Where a line of the data below has the string "actin", copy that line.
======== Source records
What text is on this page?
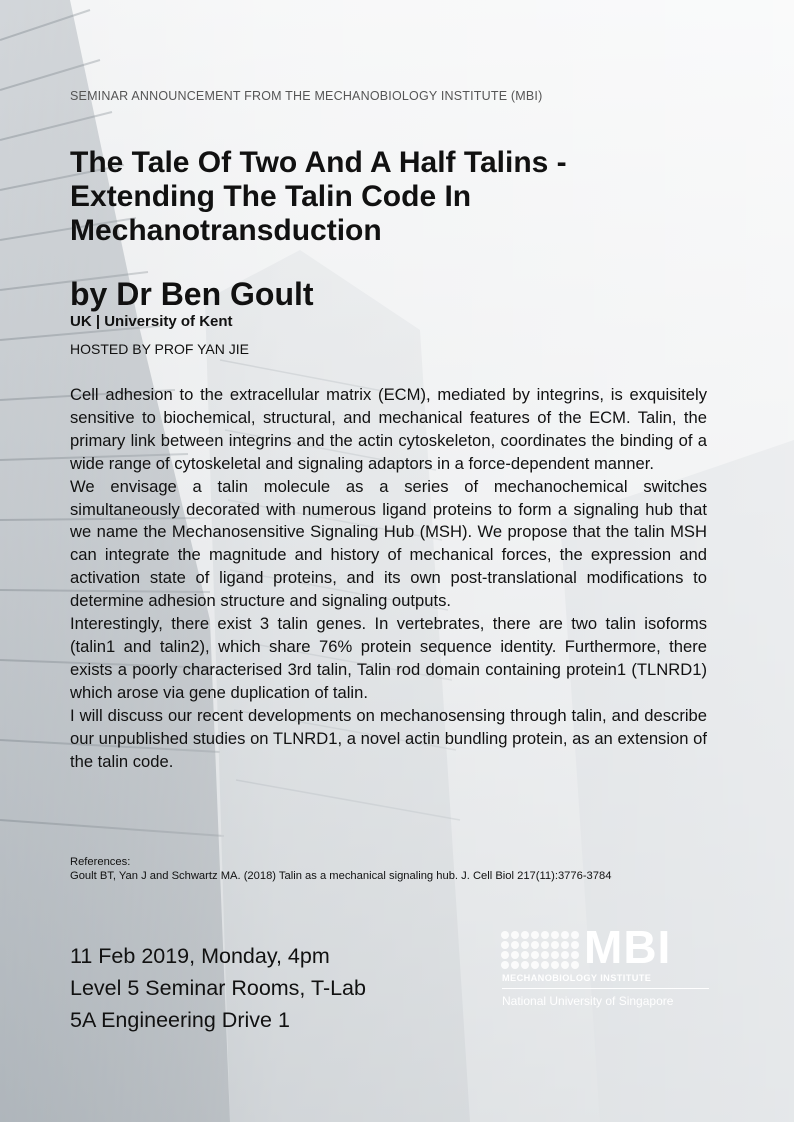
SEMINAR ANNOUNCEMENT FROM THE MECHANOBIOLOGY INSTITUTE (MBI)
The Tale Of Two And A Half Talins -
Extending The Talin Code In
Mechanotransduction
by Dr Ben Goult
UK | University of Kent
HOSTED BY PROF YAN JIE

Cell adhesion to the extracellular matrix (ECM), mediated by integrins, is exquisitely sensitive to biochemical, structural, and mechanical features of the ECM. Talin, the primary link between integrins and the actin cytoskeleton, coordinates the binding of a wide range of cytoskeletal and signaling adaptors in a force-dependent manner.

We envisage a talin molecule as a series of mechanochemical switches simultaneously decorated with numerous ligand proteins to form a signaling hub that we name the Mechanosensitive Signaling Hub (MSH). We propose that the talin MSH can integrate the magnitude and history of mechanical forces, the expression and activation state of ligand proteins, and its own post-translational modifications to determine adhesion structure and signaling outputs.

Interestingly, there exist 3 talin genes. In vertebrates, there are two talin isoforms (talin1 and talin2), which share 76% protein sequence identity. Furthermore, there exists a poorly characterised 3rd talin, Talin rod domain containing protein1 (TLNRD1) which arose via gene duplication of talin.

I will discuss our recent developments on mechanosensing through talin, and describe our unpublished studies on TLNRD1, a novel actin bundling protein, as an extension of the talin code.

References:

Goult BT, Yan J and Schwartz MA. (2018) Talin as a mechanical signaling hub. J. Cell Biol 217(11):3776-3784

11 Feb 2019, Monday, 4pm
Level 5 Seminar Rooms, T-Lab
5A Engineering Drive 1
MBI
MECHANOBIOLOGY INSTITUTE
National University of Singapore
================
Answer box —
Cell adhesion to the extracellular matrix (ECM), mediated by integrins, is exquisitely sensitive to biochemical, structural, and mechanical features of the ECM. Talin, the primary link between integrins and the actin cytoskeleton, coordinates the binding of a wide range of cytoskeletal and signaling adaptors in a force-dependent manner.
I will discuss our recent developments on mechanosensing through talin, and describe our unpublished studies on TLNRD1, a novel actin bundling protein, as an extension of the talin code.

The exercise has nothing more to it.